/---
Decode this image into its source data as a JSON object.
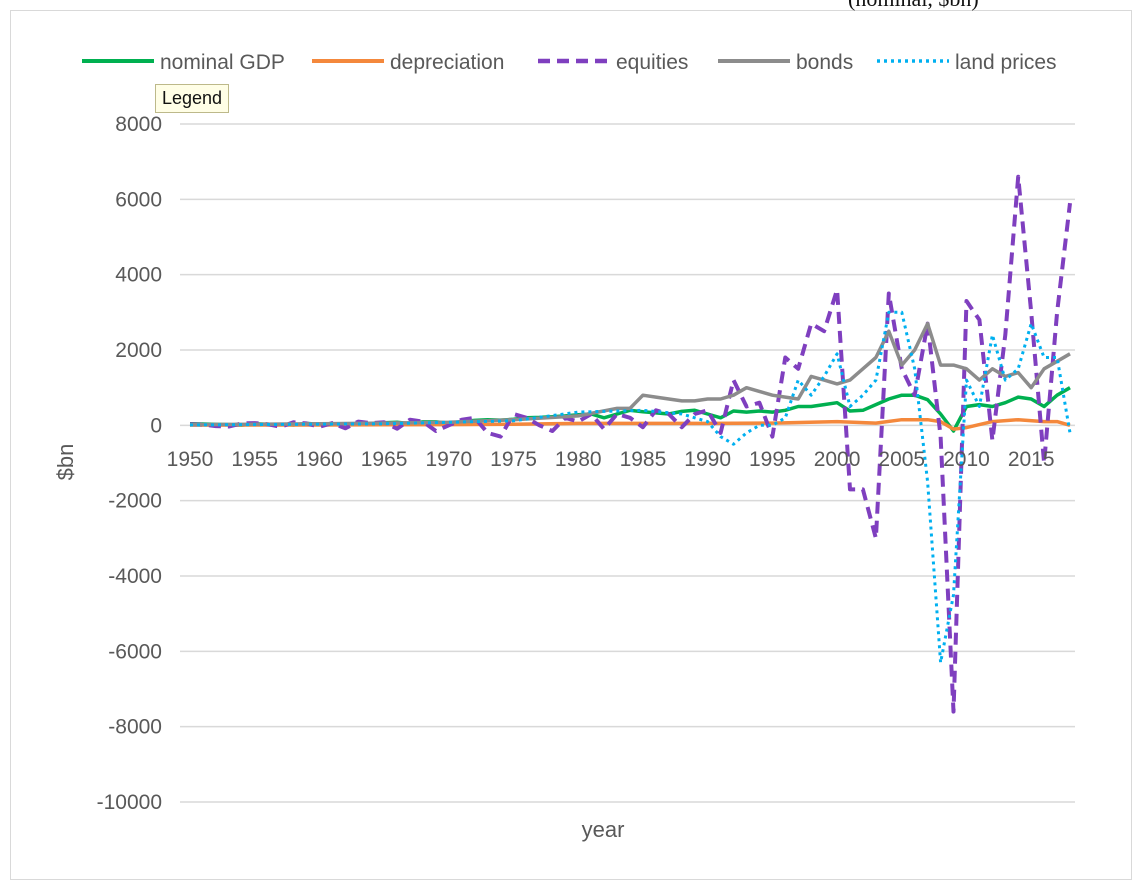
{
  "top_caption": "(nominal, $bn)",
  "tooltip": "Legend",
  "chart_data": {
    "type": "line",
    "title": "",
    "xlabel": "year",
    "ylabel": "$bn",
    "ylim": [
      -10000,
      8000
    ],
    "yticks": [
      8000,
      6000,
      4000,
      2000,
      0,
      -2000,
      -4000,
      -6000,
      -8000,
      -10000
    ],
    "xlim": [
      1950,
      2018
    ],
    "xticks": [
      1950,
      1955,
      1960,
      1965,
      1970,
      1975,
      1980,
      1985,
      1990,
      1995,
      2000,
      2005,
      2010,
      2015
    ],
    "grid": "horizontal",
    "legend_position": "top",
    "series": [
      {
        "name": "nominal GDP",
        "color": "#00b050",
        "dash": "solid",
        "x": [
          1950,
          1951,
          1952,
          1953,
          1954,
          1955,
          1956,
          1957,
          1958,
          1959,
          1960,
          1961,
          1962,
          1963,
          1964,
          1965,
          1966,
          1967,
          1968,
          1969,
          1970,
          1971,
          1972,
          1973,
          1974,
          1975,
          1976,
          1977,
          1978,
          1979,
          1980,
          1981,
          1982,
          1983,
          1984,
          1985,
          1986,
          1987,
          1988,
          1989,
          1990,
          1991,
          1992,
          1993,
          1994,
          1995,
          1996,
          1997,
          1998,
          1999,
          2000,
          2001,
          2002,
          2003,
          2004,
          2005,
          2006,
          2007,
          2008,
          2009,
          2010,
          2011,
          2012,
          2013,
          2014,
          2015,
          2016,
          2017,
          2018
        ],
        "values": [
          40,
          35,
          25,
          20,
          5,
          40,
          30,
          30,
          10,
          50,
          25,
          25,
          40,
          40,
          50,
          70,
          80,
          45,
          90,
          90,
          60,
          100,
          130,
          150,
          140,
          160,
          200,
          210,
          230,
          250,
          280,
          300,
          200,
          300,
          400,
          360,
          330,
          300,
          370,
          400,
          300,
          200,
          380,
          350,
          380,
          350,
          400,
          500,
          500,
          550,
          600,
          380,
          400,
          550,
          700,
          800,
          800,
          680,
          300,
          -150,
          500,
          550,
          500,
          600,
          750,
          700,
          500,
          800,
          1000
        ]
      },
      {
        "name": "depreciation",
        "color": "#f4883c",
        "dash": "solid",
        "x": [
          1950,
          1955,
          1960,
          1965,
          1970,
          1975,
          1980,
          1985,
          1990,
          1995,
          2000,
          2003,
          2005,
          2007,
          2008,
          2009,
          2010,
          2012,
          2014,
          2016,
          2017,
          2018
        ],
        "values": [
          5,
          10,
          10,
          15,
          20,
          30,
          50,
          50,
          50,
          60,
          100,
          60,
          150,
          150,
          100,
          -100,
          -60,
          100,
          150,
          100,
          100,
          0
        ]
      },
      {
        "name": "equities",
        "color": "#7f3fbf",
        "dash": "dashed",
        "x": [
          1950,
          1951,
          1952,
          1953,
          1954,
          1955,
          1956,
          1957,
          1958,
          1959,
          1960,
          1961,
          1962,
          1963,
          1964,
          1965,
          1966,
          1967,
          1968,
          1969,
          1970,
          1971,
          1972,
          1973,
          1974,
          1975,
          1976,
          1977,
          1978,
          1979,
          1980,
          1981,
          1982,
          1983,
          1984,
          1985,
          1986,
          1987,
          1988,
          1989,
          1990,
          1991,
          1992,
          1993,
          1994,
          1995,
          1996,
          1997,
          1998,
          1999,
          2000,
          2001,
          2002,
          2003,
          2004,
          2005,
          2006,
          2007,
          2008,
          2009,
          2010,
          2011,
          2012,
          2013,
          2014,
          2015,
          2016,
          2017,
          2018
        ],
        "values": [
          30,
          20,
          -20,
          -30,
          50,
          60,
          30,
          -40,
          80,
          50,
          -40,
          60,
          -80,
          100,
          60,
          80,
          -90,
          150,
          100,
          -150,
          0,
          150,
          200,
          -200,
          -300,
          300,
          200,
          0,
          -150,
          200,
          100,
          300,
          -100,
          300,
          200,
          -50,
          400,
          300,
          -50,
          300,
          400,
          -200,
          1200,
          500,
          600,
          -300,
          1800,
          1500,
          2700,
          2500,
          3600,
          -1700,
          -1700,
          -3000,
          3500,
          1500,
          800,
          2700,
          -300,
          -7600,
          3300,
          2800,
          -400,
          2400,
          6600,
          3000,
          -1000,
          3000,
          5900
        ]
      },
      {
        "name": "bonds",
        "color": "#8c8c8c",
        "dash": "solid",
        "x": [
          1950,
          1955,
          1960,
          1965,
          1970,
          1975,
          1980,
          1983,
          1984,
          1985,
          1986,
          1987,
          1988,
          1989,
          1990,
          1991,
          1992,
          1993,
          1994,
          1995,
          1996,
          1997,
          1998,
          1999,
          2000,
          2001,
          2002,
          2003,
          2004,
          2005,
          2006,
          2007,
          2008,
          2009,
          2010,
          2011,
          2012,
          2013,
          2014,
          2015,
          2016,
          2017,
          2018
        ],
        "values": [
          20,
          30,
          40,
          60,
          80,
          150,
          250,
          450,
          450,
          800,
          750,
          700,
          650,
          650,
          700,
          700,
          800,
          1000,
          900,
          800,
          750,
          700,
          1300,
          1200,
          1100,
          1200,
          1500,
          1800,
          2500,
          1600,
          2000,
          2700,
          1600,
          1600,
          1500,
          1200,
          1500,
          1300,
          1400,
          1000,
          1500,
          1700,
          1900
        ]
      },
      {
        "name": "land prices",
        "color": "#00b0f0",
        "dash": "dotted",
        "x": [
          1950,
          1955,
          1960,
          1965,
          1970,
          1975,
          1980,
          1985,
          1988,
          1990,
          1991,
          1992,
          1993,
          1994,
          1995,
          1996,
          1997,
          1998,
          1999,
          2000,
          2001,
          2002,
          2003,
          2004,
          2005,
          2006,
          2007,
          2008,
          2009,
          2010,
          2011,
          2012,
          2013,
          2014,
          2015,
          2016,
          2017,
          2018
        ],
        "values": [
          10,
          20,
          30,
          40,
          80,
          120,
          350,
          400,
          300,
          100,
          -300,
          -500,
          -200,
          0,
          0,
          200,
          1200,
          800,
          1300,
          1900,
          500,
          800,
          1200,
          3000,
          3000,
          1500,
          -1500,
          -6300,
          -4500,
          1200,
          500,
          2400,
          1200,
          1500,
          2700,
          1800,
          1800,
          -200
        ]
      }
    ]
  }
}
\---
PROBLEM. Leave out every line without the string "color" and copy the rest.

REPLY.
        "color": "#00b050",
        "color": "#f4883c",
        "color": "#7f3fbf",
        "color": "#8c8c8c",
        "color": "#00b0f0",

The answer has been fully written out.